_Teks Sumber_:
Minggu, 12 Januari 2020

Perempuan Lebih Greget Kalau Menulis Soal Perkosaan?


Apa cuma aku yang merasa kalau tulisan kasus perkosaan itu akan lebih nylekit dan kick ass kalau yang nulis perempuan atau feminis (perempuan yang menuntut kesetaraan gender dan persamaan hak). Bahasanya benar-benar greget. Seolah-olah dia adalah korbannya. "Hukum seberat-beratnya dan rendam penisnya di air cabe!"
Apakah karena fakta sejarah yang panjang kalau perempuan sedjak doeloe kala selalu ditindas lelaki, dijadikan obyek pelumas eh pemuas lelaki?

_Cuplikan Data_:
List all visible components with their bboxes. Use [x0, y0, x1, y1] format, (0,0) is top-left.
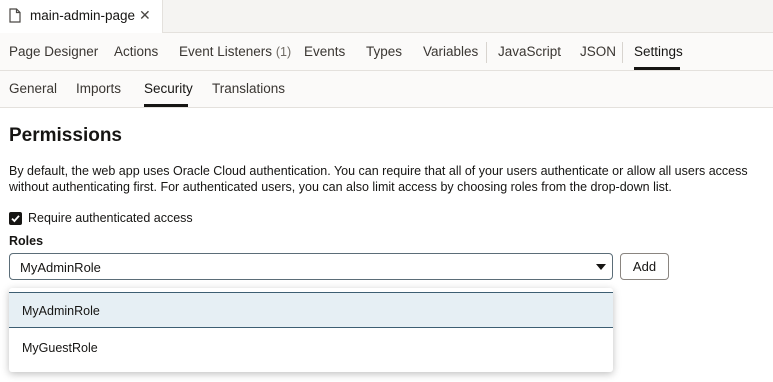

_Tugas yang Dikerjakan_:
**a)** Kutip dengan persis semua bagian tulisan tentang perempuan yang menulis soal perkosaan, mulai dari "Perempuan Lebih Greget" terus ke bawah sampai "eh pemuas lelaki?".
**b)** Teruskan tulisan tentang perempuan yang menulis soal perkosaan, dimulai sesudah kalimat terakhirnya.

_Kunci Jawaban Latihan_:
**a)**
Perempuan Lebih Greget Kalau Menulis Soal Perkosaan?


Apa cuma aku yang merasa kalau tulisan kasus perkosaan itu akan lebih nylekit dan kick ass kalau yang nulis perempuan atau feminis (perempuan yang menuntut kesetaraan gender dan persamaan hak). Bahasanya benar-benar greget. Seolah-olah dia adalah korbannya. "Hukum seberat-beratnya dan rendam penisnya di air cabe!"
Apakah karena fakta sejarah yang panjang kalau perempuan sedjak doeloe kala selalu ditindas lelaki, dijadikan obyek pelumas eh pemuas lelaki?

**b)**
Kita tahu, sejak dulu di belahan manapun di bumi ini, perempuan dianggap makhluk lemah yang nggak cakap bekerja dan berkarya. Urusannya nggak jauh-jauh dari dapur dan kamar tidur : masak, momong anak dan melayani suami. Bahkan di Arab dulu malu kalau punya bayi perempuan. Ketika tahu yang lahir perempuan, langsung dikubur hidup-hidup.
Tapi nggak selalu karena "dendam" lama. Mungkin lebih pada karena perempuan lebih peka perasaannya. Lihat saja ketika kasus Reinhard Sinaga mencuat, dimana yang jadi korban perkosaannya adalah lelaki, mereka juga bereaksi sama --> mengutuk keras pelaku dengan bahasa yang cadas. \m/
Premis mereka masih sama, bahwa perkosaan terjadi bukan karena si korban berbusana seksi, tapi pelaku yang gagal mengendalikan hasrat seks. Seorang nenek yang bodinya sudah kendor jaya pun bisa jadi korban perkosaan. Bahkan kalau sudah parah, nggak perduli lubang wanita atau lubang kambing betina.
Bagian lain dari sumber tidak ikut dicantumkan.